▸ Given problem: Track down every line below that holds "title" and copy it.

▸ Data in this exercise:

○ ○ ○ ○ ○ ○ ○

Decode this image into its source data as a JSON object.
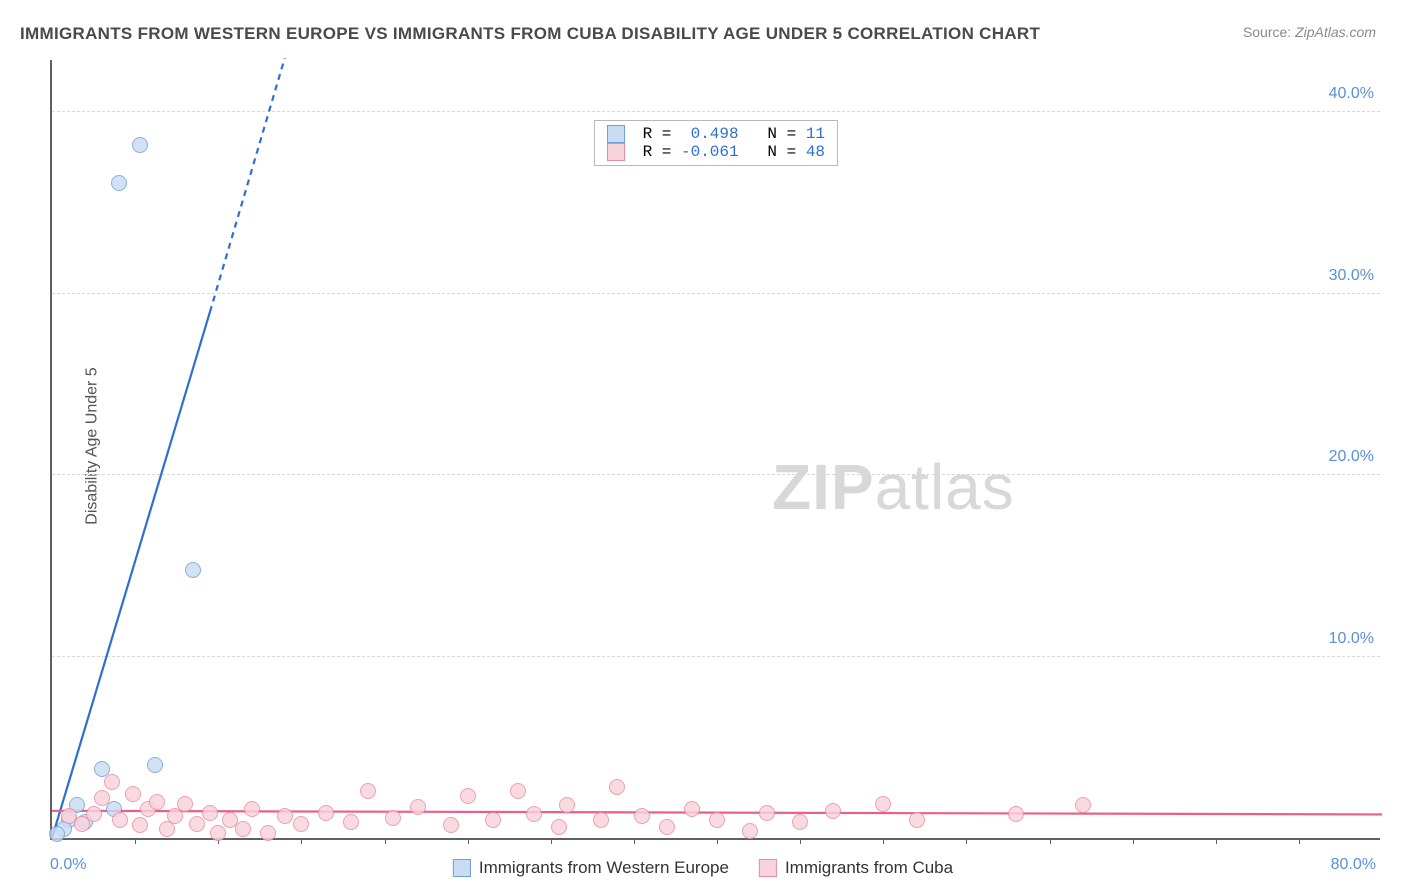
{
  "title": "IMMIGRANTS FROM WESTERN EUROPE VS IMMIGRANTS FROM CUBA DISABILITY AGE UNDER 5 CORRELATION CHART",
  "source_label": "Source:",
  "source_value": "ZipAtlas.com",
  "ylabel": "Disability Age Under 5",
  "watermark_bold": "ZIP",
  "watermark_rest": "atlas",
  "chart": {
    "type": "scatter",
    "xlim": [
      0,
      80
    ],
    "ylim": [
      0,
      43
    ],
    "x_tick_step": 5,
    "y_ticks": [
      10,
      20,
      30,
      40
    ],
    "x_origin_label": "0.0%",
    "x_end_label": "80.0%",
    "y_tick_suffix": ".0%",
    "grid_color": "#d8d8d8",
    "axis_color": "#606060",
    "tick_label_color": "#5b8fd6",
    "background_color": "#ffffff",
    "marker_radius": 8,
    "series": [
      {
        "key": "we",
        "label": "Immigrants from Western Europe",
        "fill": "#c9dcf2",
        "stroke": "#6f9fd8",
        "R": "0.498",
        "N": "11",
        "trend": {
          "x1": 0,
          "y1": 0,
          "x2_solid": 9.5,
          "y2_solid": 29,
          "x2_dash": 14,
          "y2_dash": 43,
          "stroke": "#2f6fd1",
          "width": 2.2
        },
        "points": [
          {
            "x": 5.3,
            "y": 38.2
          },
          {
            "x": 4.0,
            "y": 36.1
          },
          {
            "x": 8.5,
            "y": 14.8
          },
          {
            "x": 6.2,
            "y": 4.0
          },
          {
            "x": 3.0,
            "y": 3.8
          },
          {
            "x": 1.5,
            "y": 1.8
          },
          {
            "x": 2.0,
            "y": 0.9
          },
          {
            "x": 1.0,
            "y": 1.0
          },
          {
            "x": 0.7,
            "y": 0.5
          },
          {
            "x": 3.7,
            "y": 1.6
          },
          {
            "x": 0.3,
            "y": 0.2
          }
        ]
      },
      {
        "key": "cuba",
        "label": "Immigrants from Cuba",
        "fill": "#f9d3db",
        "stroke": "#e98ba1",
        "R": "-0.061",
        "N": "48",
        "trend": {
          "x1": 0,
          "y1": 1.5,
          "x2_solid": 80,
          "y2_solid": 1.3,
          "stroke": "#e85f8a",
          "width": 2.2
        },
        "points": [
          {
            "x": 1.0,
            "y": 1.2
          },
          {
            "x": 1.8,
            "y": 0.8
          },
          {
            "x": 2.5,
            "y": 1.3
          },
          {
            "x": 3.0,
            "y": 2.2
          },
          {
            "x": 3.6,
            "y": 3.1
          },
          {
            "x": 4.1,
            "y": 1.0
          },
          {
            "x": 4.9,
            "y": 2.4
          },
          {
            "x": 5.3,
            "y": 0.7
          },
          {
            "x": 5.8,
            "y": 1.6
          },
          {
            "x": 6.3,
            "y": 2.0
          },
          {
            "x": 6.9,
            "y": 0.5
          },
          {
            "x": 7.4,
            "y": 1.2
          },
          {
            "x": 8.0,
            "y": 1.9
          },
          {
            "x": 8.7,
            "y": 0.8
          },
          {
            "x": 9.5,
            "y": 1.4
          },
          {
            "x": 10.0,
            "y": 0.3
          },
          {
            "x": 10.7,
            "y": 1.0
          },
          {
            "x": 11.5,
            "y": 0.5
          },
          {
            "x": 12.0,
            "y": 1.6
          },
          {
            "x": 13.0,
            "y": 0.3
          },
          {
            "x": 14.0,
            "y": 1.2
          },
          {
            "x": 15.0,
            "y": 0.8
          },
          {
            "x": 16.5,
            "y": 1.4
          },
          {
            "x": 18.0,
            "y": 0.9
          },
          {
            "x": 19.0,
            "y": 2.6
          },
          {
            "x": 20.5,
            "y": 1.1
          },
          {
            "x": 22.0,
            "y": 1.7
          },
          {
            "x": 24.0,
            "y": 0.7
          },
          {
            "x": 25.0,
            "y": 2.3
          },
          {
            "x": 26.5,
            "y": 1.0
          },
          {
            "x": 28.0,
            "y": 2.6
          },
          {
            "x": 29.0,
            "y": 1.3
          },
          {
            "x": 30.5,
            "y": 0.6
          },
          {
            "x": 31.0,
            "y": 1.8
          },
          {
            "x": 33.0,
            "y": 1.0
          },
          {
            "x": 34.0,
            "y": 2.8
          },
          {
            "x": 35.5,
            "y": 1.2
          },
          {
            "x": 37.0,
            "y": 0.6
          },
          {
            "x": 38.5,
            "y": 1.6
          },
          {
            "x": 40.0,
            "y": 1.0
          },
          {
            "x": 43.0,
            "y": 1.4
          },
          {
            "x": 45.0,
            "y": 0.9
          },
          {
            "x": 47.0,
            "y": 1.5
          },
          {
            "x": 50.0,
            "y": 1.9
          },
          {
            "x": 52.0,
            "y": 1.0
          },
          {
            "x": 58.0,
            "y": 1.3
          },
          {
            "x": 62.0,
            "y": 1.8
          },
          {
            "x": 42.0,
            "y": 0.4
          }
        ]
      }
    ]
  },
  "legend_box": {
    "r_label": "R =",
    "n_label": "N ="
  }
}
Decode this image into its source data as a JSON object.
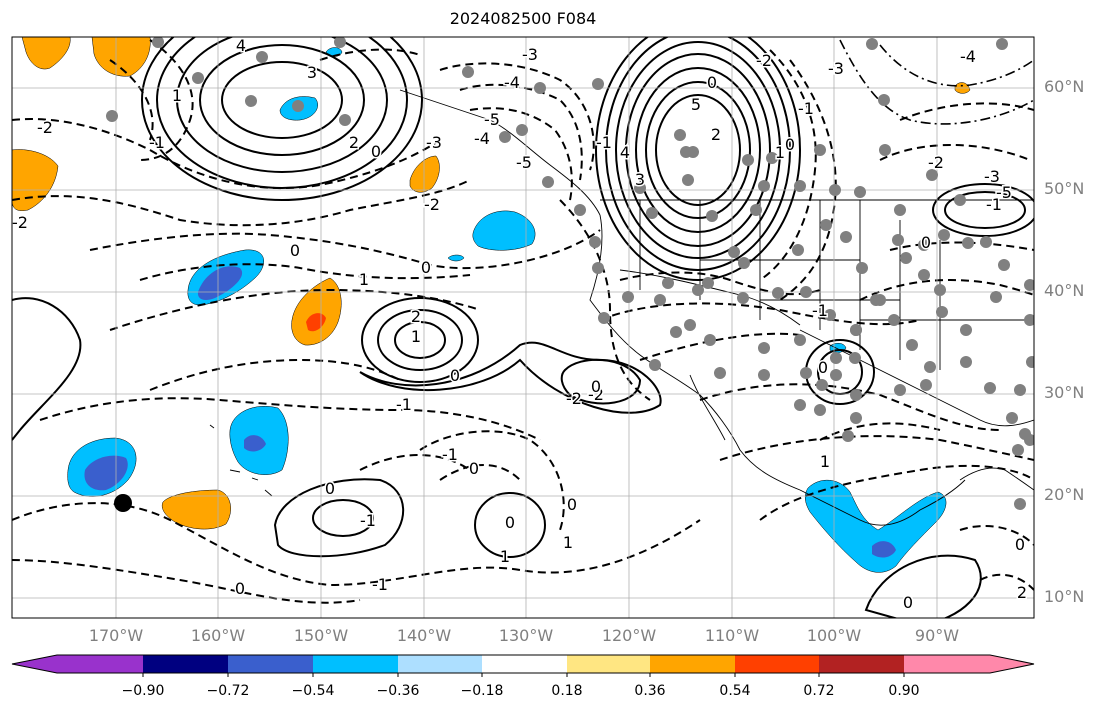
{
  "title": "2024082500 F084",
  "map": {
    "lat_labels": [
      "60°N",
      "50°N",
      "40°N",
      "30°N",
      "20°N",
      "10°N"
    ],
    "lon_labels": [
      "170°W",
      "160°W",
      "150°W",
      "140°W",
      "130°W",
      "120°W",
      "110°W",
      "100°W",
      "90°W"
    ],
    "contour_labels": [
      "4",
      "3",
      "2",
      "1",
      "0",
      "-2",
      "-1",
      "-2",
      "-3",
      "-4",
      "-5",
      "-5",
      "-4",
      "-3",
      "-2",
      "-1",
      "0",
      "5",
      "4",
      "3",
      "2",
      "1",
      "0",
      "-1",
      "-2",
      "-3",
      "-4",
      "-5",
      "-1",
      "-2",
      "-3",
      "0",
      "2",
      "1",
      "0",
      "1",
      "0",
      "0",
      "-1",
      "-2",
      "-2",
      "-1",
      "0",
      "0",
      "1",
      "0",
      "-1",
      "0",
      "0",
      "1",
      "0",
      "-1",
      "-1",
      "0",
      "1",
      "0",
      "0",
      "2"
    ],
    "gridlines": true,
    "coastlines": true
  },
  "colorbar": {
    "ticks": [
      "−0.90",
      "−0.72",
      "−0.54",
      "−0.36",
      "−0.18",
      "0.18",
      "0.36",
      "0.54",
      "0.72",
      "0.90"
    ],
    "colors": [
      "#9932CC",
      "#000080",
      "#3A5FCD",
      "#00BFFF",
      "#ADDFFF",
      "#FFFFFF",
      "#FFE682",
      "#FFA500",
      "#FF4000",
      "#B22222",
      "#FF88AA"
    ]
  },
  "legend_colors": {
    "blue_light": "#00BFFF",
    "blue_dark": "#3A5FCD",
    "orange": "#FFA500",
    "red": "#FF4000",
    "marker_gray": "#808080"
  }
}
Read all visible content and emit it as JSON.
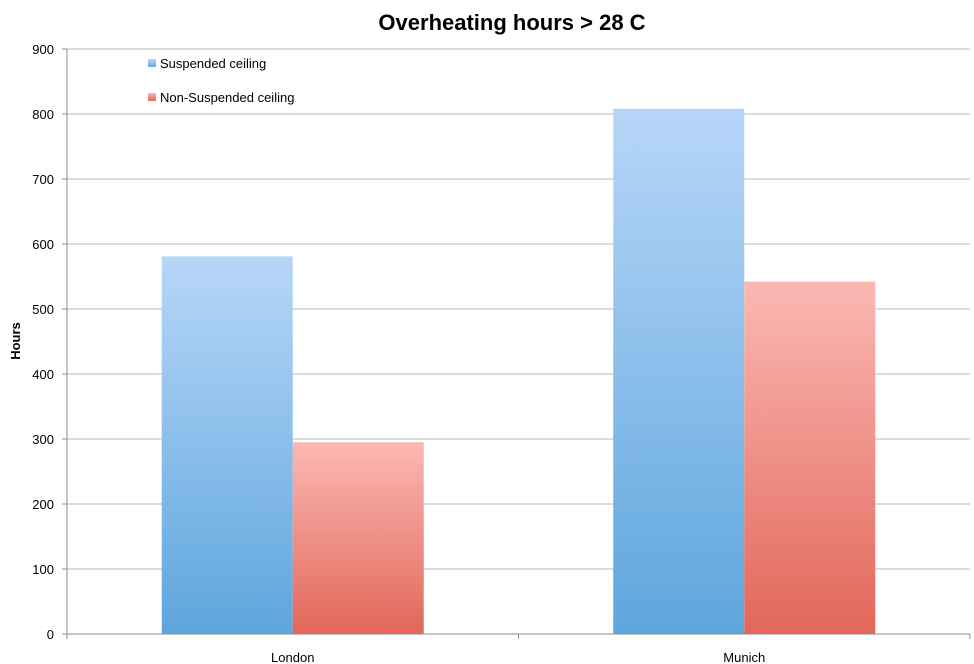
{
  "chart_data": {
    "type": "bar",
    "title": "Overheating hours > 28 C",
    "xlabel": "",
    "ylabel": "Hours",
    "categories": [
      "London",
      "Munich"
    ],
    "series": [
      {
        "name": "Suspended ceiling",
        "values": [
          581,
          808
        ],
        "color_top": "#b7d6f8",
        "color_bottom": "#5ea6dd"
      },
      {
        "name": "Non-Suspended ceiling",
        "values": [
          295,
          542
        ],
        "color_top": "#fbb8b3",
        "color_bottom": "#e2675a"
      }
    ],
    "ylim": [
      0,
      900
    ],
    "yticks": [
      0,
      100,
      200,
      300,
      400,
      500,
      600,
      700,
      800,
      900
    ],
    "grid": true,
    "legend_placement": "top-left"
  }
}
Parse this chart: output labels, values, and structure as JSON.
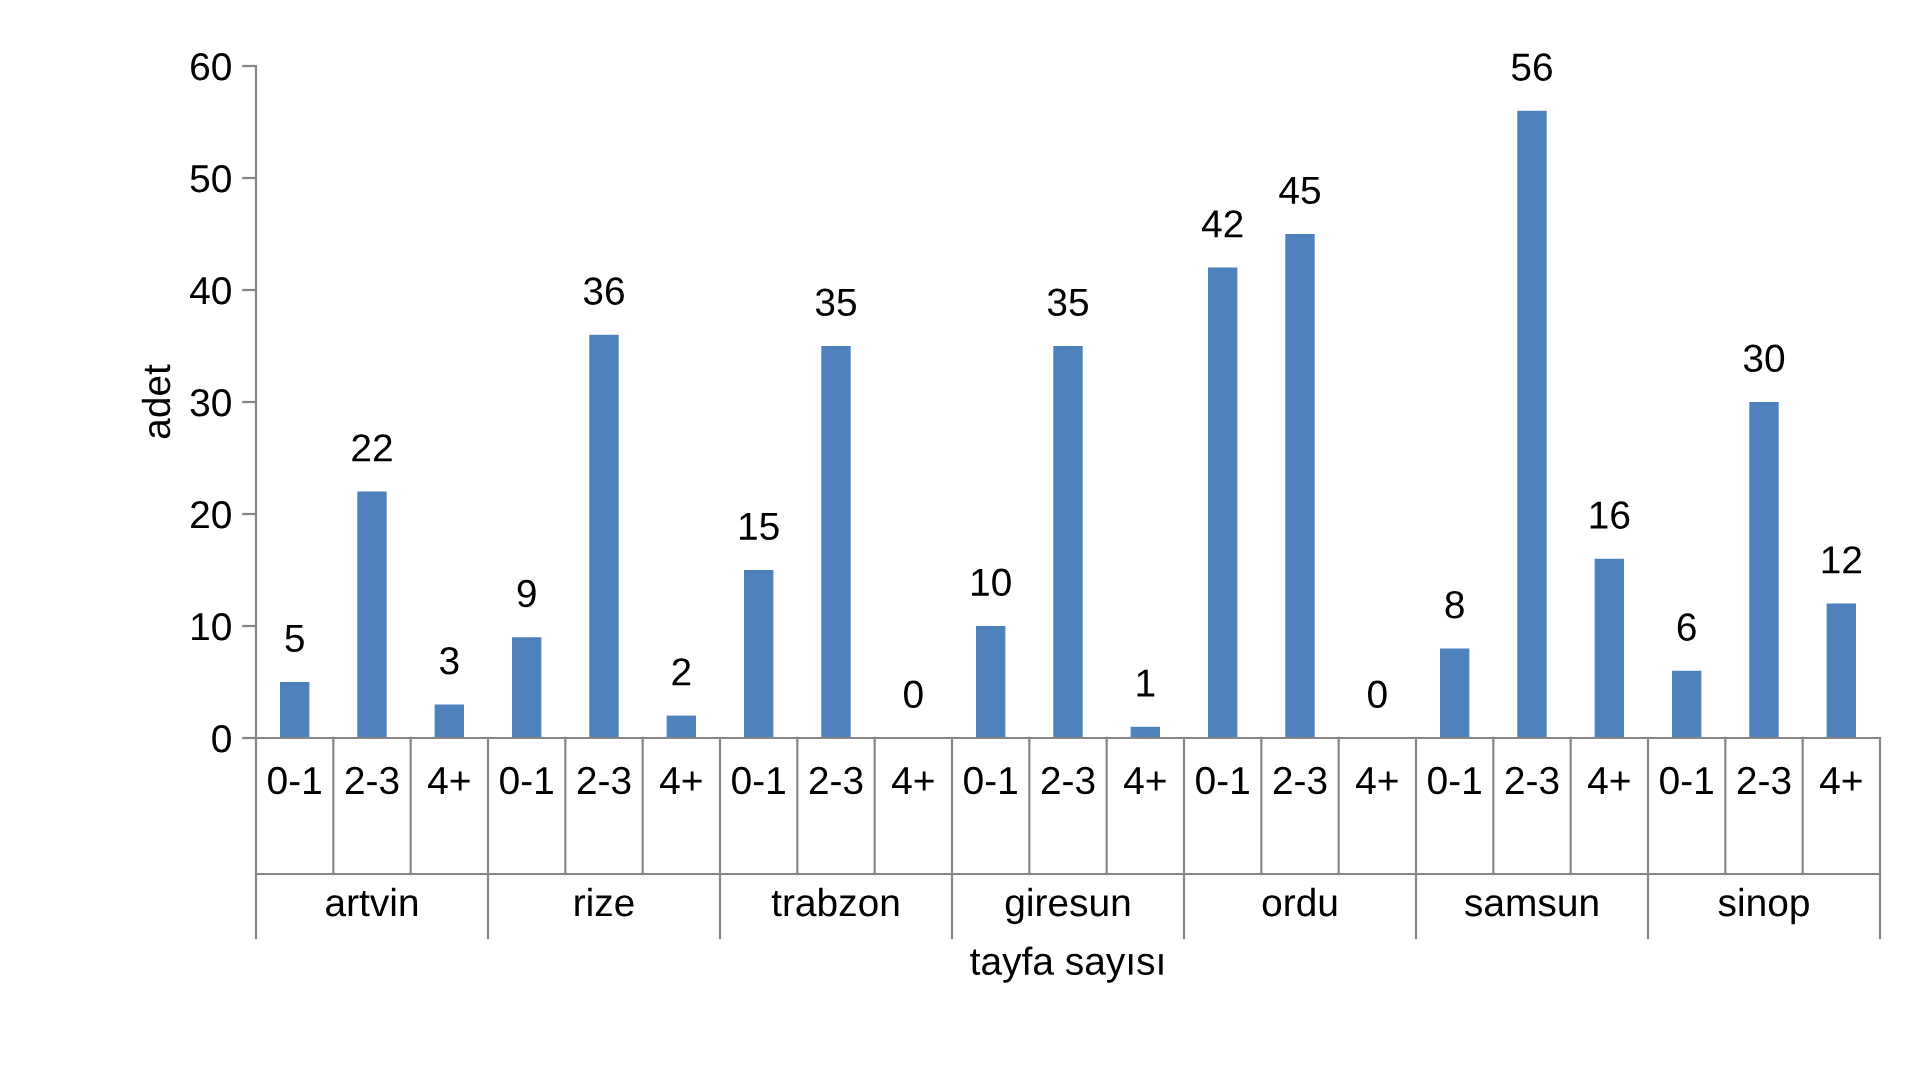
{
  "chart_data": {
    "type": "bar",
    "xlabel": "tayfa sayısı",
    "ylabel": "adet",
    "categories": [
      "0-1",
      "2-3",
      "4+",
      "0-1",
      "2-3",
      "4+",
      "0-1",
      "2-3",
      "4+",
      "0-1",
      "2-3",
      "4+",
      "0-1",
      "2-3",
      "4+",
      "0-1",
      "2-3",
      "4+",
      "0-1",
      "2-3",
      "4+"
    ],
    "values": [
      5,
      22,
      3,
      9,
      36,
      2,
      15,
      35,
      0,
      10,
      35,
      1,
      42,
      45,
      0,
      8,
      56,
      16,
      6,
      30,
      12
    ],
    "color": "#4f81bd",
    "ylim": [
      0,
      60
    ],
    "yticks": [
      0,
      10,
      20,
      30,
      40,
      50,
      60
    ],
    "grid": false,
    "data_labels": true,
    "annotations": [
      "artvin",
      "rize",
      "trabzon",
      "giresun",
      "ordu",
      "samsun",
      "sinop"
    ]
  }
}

○ ○ ○ ○ ○ ○ ○

▸ Exercise answer:
  "title": "IMMIGRANTS FROM WESTERN EUROPE VS IMMIGRANTS FROM CUBA DISABILITY AGE UNDER 5 CORRELATION CHART",
  "title": "2024082500 F084",
    "title": "Overheating hours > 28 C",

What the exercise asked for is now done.